>> Start Source
The Verizon iPhone Is Too Late - Dan Lyons - dave1619
http://www.newsweek.com/2011/01/12/the-verizon-iphone-is-too-late.html

======
dave1619
“Android is a global phenomenon,” he says. “The big deal is, Android is free
software, and handsets that can run it are getting super-cheap. So we are
going to see a massive shift from 'dumb phones' to 'smart phones' around the
world this year, and iPhone will not be the big beneficiary of that trend.”

Hmmm, not sure how you can argue against that. Unless Apple comes out with a
cheaper version iPhone.
>> End Source
>> Start Data section
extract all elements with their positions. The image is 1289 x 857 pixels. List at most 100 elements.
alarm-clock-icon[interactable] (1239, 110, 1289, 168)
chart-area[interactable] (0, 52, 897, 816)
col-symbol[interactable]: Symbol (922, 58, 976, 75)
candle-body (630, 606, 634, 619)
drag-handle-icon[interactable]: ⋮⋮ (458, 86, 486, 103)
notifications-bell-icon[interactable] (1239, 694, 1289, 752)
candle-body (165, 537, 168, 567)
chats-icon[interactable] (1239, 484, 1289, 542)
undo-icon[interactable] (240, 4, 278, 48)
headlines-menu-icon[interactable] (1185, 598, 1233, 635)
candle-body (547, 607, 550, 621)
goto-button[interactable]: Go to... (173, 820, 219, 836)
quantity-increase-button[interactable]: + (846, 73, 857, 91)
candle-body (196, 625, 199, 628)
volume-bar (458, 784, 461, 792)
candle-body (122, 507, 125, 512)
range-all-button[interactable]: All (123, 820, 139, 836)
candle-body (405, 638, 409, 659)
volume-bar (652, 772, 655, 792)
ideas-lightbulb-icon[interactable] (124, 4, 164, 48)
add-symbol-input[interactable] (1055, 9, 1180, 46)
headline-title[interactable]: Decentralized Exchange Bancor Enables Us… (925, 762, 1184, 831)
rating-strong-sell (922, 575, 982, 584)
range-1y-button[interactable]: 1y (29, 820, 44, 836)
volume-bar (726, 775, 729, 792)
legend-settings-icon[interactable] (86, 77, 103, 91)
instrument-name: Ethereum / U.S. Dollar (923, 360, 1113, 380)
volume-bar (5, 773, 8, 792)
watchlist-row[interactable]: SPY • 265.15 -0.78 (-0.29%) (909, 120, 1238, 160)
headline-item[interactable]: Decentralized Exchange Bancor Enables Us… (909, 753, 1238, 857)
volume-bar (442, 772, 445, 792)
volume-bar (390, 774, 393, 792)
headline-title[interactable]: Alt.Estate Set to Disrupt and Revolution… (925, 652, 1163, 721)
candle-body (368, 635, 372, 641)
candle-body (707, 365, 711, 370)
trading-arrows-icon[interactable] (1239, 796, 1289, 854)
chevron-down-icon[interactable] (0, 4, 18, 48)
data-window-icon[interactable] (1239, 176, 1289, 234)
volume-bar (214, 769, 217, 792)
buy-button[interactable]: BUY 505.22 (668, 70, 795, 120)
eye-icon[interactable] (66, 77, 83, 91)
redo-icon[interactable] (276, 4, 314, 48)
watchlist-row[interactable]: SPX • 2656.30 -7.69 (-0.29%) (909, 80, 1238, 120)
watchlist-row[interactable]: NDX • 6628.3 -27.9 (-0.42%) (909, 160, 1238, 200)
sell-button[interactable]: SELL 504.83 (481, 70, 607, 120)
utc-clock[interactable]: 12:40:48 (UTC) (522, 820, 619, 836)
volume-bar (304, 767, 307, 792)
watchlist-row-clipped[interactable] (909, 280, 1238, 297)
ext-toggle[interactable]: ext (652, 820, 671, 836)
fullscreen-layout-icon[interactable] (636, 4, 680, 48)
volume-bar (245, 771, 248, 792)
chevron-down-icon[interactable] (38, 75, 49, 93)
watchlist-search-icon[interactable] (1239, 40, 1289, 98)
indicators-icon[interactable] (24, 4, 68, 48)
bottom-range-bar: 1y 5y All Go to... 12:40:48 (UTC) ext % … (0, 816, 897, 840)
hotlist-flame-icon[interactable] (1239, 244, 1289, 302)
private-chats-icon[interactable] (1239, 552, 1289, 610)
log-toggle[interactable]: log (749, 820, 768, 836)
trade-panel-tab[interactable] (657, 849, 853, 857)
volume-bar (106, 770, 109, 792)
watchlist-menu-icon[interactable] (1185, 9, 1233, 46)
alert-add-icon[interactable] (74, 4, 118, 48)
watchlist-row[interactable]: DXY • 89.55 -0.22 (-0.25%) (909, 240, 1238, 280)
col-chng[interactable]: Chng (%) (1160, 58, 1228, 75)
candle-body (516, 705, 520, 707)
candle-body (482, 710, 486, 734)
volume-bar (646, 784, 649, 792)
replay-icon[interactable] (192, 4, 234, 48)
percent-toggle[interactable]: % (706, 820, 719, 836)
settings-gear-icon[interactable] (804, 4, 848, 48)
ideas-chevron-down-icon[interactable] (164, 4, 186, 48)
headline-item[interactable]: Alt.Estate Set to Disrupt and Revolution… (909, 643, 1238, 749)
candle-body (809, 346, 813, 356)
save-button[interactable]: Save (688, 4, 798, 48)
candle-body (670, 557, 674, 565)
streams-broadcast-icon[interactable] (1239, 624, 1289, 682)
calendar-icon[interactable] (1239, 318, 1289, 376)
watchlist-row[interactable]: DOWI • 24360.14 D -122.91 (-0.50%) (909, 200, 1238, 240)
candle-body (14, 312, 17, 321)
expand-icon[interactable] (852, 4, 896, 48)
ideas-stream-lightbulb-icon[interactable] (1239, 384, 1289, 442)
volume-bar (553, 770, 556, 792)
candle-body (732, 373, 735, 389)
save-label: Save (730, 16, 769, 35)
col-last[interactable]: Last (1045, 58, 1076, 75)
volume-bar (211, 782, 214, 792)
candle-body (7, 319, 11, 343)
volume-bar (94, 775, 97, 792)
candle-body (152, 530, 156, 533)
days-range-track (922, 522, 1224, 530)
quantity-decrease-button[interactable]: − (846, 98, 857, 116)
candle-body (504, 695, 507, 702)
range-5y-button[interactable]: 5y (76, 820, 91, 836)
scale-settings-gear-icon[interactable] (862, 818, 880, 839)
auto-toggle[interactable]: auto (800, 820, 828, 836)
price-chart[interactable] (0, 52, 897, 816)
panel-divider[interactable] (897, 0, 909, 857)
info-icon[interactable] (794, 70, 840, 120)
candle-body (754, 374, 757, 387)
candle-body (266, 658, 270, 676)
>> End Data section
Challenges ▸
1/ Convert the records, from their first line through the line containing "chats-icon[interactable] (1239, 484, 1289, 542)", into a JSON list of strings with one string per line and blank lines omitted.
2/ Carry on the Verizon iPhone discussion from its last sentence.

Task responses ▸
1/
[
  "extract all elements with their positions. The image is 1289 x 857 pixels. List at most 100 elements.",
  "alarm-clock-icon[interactable] (1239, 110, 1289, 168)",
  "chart-area[interactable] (0, 52, 897, 816)",
  "col-symbol[interactable]: Symbol (922, 58, 976, 75)",
  "candle-body (630, 606, 634, 619)",
  "drag-handle-icon[interactable]: ⋮⋮ (458, 86, 486, 103)",
  "notifications-bell-icon[interactable] (1239, 694, 1289, 752)",
  "candle-body (165, 537, 168, 567)",
  "chats-icon[interactable] (1239, 484, 1289, 542)"
]

2/
------
dmfdmf
I think there is a huge pent up demand for the iphone on Verizon. People have
been putting off getting a smartphone until it was available on Verizon not
ATT. Moreover, by the end of this year how many people are going to be at the
end of their Android contract and want to jump to the iphone? How many bought
the Android as a stopgap till they could get the iphone on Verizon? Quite a
few I think. Also its not just the technology that is driving this -- there is
a huge "cool" (i.e. social status signal) factor that is associated with the
iphone and more generally with Apple that is easy to underestimated.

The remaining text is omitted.